■ WHAT TO WORK ON ■
Only the number is wanted: how many lines of the data contain "this"?

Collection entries

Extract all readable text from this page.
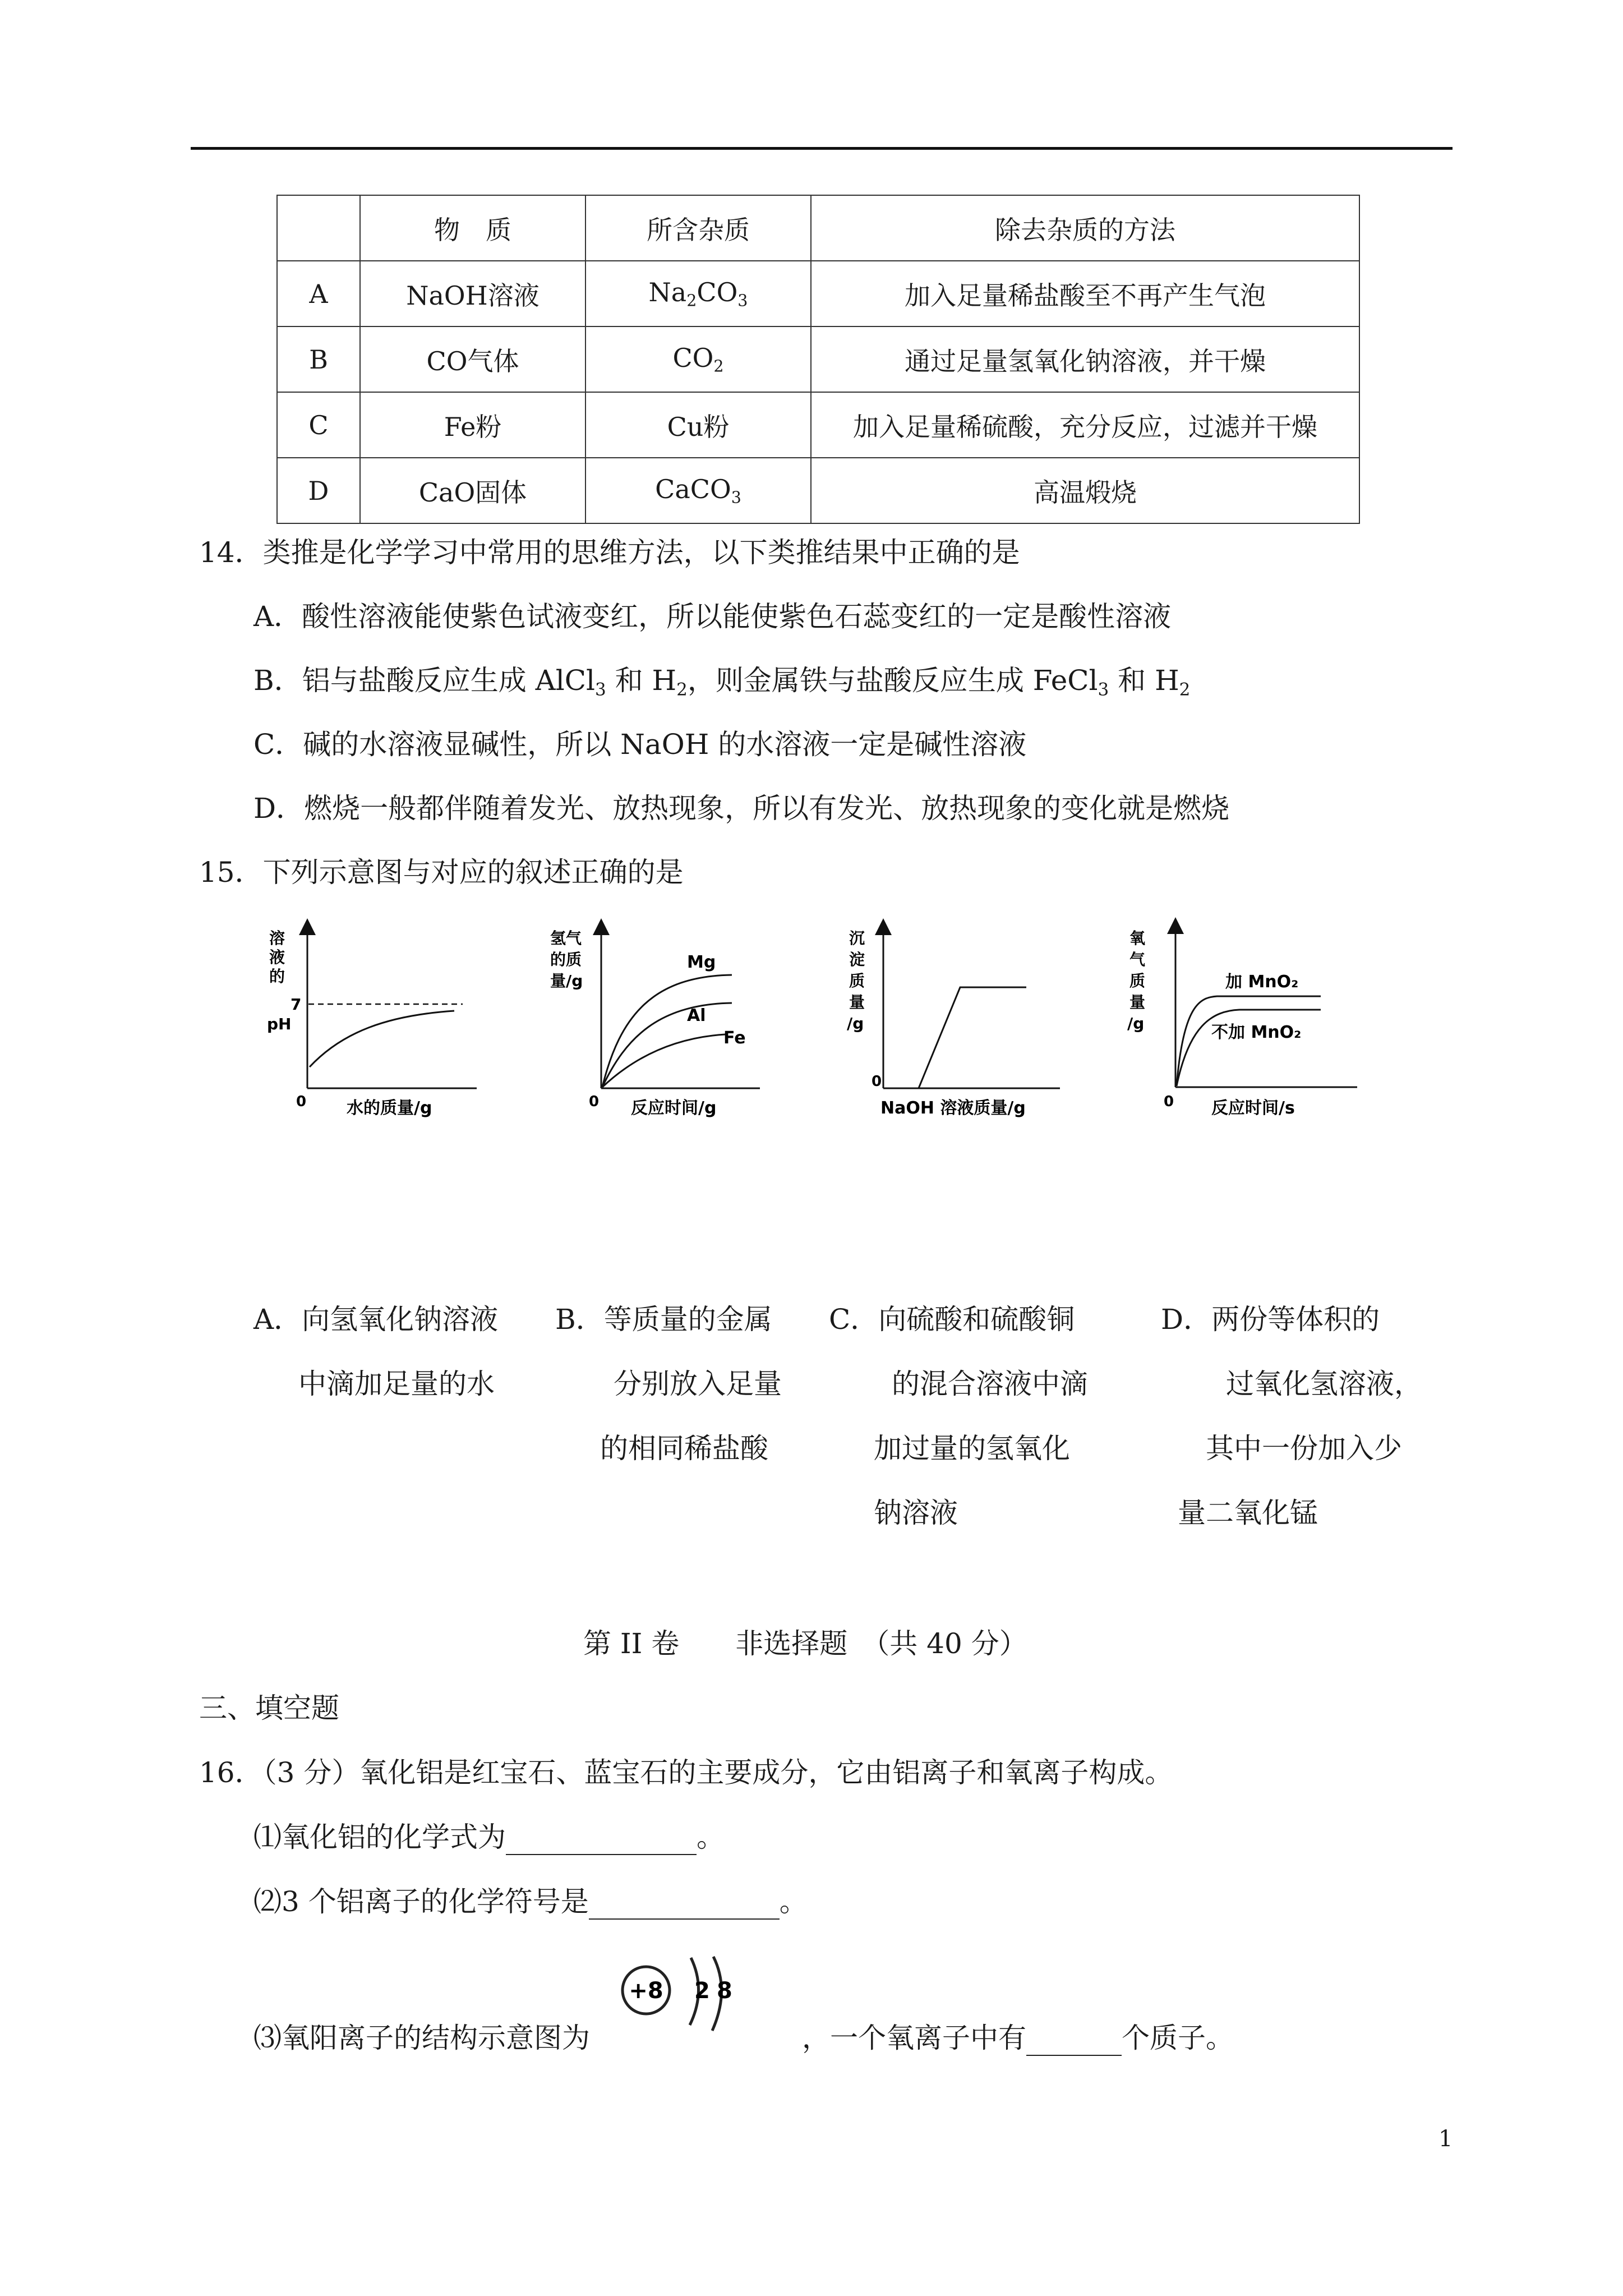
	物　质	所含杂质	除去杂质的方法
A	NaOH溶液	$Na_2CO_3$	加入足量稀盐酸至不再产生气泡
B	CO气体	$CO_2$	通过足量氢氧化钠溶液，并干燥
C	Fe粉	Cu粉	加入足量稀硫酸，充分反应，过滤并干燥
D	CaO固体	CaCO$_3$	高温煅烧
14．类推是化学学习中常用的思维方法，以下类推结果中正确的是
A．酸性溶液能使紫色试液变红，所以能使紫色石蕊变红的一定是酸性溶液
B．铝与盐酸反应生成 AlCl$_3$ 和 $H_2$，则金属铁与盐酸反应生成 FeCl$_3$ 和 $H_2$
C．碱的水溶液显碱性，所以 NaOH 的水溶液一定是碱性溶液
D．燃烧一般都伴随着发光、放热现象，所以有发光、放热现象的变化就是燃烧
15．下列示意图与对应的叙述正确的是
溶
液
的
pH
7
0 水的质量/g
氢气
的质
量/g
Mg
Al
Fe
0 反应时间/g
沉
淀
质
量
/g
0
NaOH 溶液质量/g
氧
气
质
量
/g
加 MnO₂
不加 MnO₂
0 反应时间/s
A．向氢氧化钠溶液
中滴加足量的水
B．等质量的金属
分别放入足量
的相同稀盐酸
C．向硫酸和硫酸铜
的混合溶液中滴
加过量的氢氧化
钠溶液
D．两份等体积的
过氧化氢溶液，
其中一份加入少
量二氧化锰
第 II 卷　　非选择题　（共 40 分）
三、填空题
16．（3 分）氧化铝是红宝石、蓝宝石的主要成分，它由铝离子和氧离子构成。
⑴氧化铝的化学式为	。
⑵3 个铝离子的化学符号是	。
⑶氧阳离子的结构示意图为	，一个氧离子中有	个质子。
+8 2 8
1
==
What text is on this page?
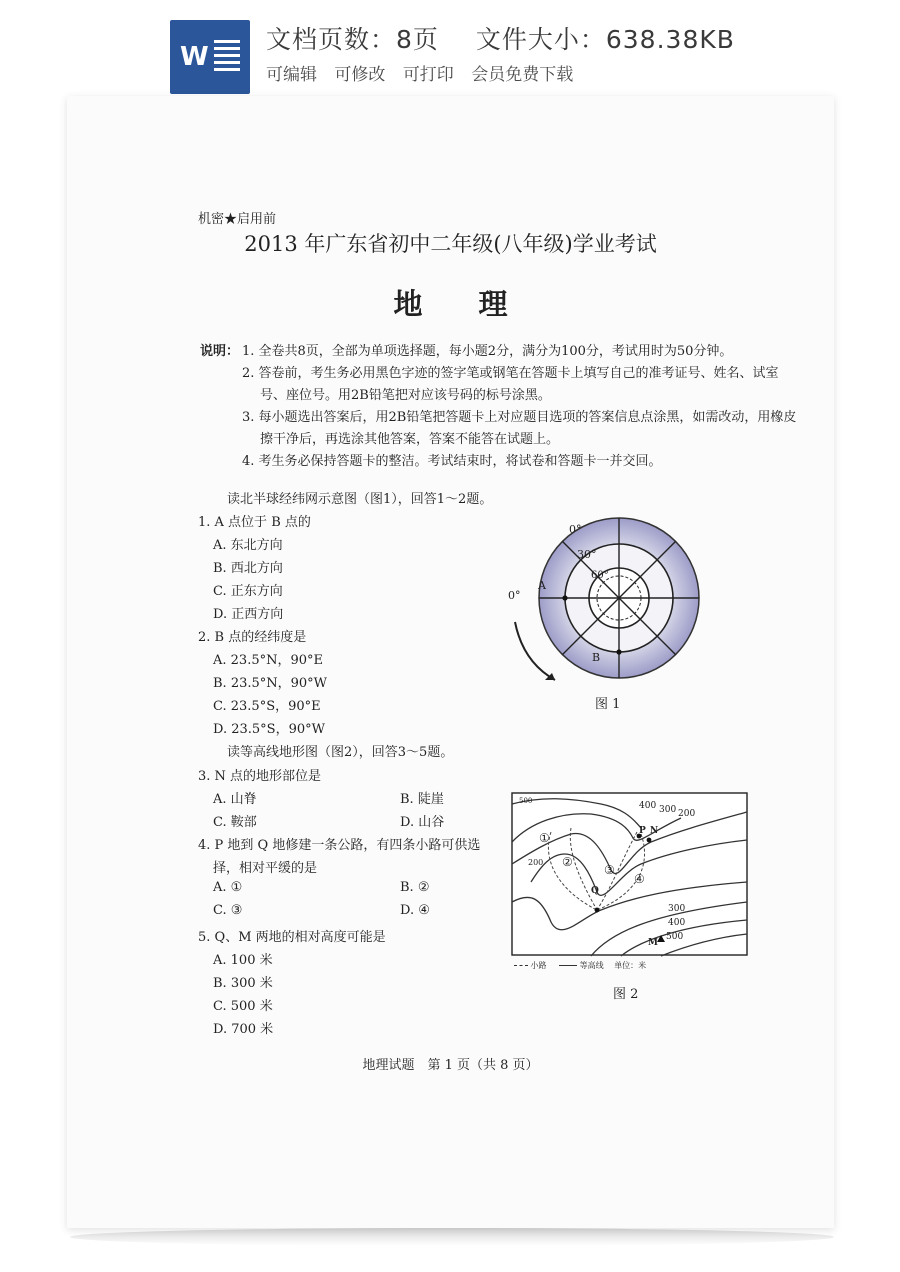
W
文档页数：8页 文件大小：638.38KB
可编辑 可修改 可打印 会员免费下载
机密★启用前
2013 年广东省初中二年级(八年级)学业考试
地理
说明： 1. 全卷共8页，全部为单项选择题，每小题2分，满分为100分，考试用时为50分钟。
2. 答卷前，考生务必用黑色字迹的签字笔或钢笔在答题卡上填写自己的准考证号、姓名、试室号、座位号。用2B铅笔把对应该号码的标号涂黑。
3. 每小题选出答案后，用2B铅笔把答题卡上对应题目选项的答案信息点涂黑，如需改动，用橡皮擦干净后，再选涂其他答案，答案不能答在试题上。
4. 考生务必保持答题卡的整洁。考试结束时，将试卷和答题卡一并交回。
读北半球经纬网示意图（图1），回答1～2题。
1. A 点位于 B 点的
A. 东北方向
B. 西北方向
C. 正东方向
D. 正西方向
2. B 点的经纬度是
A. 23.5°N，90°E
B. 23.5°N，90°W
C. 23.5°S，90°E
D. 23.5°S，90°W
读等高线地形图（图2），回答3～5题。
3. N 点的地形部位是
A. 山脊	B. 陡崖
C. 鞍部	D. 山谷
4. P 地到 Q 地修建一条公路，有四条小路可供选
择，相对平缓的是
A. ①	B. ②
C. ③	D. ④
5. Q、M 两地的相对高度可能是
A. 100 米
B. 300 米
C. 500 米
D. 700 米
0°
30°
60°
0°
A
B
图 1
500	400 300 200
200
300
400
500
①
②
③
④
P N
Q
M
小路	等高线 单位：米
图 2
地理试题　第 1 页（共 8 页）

■ OUTPUT OF THE EXERCISE ■
2